[Problem requirements]:
From the listing below, pull out all lines with "środowiska" in them.

• • • • •

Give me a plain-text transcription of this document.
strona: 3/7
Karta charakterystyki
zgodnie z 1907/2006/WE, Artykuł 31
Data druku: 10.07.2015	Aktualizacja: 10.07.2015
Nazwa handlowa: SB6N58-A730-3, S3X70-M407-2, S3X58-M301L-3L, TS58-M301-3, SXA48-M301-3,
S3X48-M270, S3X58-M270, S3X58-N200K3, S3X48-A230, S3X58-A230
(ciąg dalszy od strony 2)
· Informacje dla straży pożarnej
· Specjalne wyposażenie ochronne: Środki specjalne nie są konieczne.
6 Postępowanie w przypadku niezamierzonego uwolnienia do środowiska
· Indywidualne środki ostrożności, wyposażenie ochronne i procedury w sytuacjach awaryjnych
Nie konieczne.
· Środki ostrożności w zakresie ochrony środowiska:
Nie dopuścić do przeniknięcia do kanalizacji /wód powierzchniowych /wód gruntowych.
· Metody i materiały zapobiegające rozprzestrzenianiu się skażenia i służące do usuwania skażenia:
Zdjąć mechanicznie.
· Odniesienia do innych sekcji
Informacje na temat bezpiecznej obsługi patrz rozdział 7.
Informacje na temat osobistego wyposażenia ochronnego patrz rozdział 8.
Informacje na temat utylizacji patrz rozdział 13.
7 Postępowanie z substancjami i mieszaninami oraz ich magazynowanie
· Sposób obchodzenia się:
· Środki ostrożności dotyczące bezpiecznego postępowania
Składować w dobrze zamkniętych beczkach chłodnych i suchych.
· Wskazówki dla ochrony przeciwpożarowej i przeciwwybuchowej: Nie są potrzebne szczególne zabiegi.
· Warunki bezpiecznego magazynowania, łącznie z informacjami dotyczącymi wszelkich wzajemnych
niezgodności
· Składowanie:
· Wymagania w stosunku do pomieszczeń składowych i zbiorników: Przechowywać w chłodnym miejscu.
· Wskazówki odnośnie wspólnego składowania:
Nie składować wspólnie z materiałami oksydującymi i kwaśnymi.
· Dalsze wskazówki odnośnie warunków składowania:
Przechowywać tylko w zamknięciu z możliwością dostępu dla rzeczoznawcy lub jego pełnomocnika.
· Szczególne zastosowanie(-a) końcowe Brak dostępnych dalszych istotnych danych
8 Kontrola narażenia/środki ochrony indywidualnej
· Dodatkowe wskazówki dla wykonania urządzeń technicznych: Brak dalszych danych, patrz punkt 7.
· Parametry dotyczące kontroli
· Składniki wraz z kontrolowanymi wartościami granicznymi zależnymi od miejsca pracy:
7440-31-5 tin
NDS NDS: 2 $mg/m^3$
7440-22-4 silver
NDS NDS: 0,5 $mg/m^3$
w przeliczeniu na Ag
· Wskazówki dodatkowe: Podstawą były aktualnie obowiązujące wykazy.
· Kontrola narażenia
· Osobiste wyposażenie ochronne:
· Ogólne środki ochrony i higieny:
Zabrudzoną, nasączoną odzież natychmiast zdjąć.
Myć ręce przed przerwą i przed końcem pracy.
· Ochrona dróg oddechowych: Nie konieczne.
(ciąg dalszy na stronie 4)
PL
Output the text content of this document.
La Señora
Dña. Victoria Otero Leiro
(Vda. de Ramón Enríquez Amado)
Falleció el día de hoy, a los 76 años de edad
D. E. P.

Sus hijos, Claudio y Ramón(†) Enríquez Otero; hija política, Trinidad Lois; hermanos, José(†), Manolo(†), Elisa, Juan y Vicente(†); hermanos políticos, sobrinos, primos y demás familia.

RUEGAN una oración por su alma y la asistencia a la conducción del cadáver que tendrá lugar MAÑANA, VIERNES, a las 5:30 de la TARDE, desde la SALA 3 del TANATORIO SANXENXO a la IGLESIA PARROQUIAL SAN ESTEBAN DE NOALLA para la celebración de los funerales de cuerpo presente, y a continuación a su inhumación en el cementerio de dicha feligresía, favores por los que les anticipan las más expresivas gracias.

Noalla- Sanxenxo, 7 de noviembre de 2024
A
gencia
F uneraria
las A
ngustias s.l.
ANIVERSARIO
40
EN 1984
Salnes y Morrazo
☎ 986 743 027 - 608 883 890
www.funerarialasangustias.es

• • • • •

[Task result]:
6 Postępowanie w przypadku niezamierzonego uwolnienia do środowiska
· Środki ostrożności w zakresie ochrony środowiska:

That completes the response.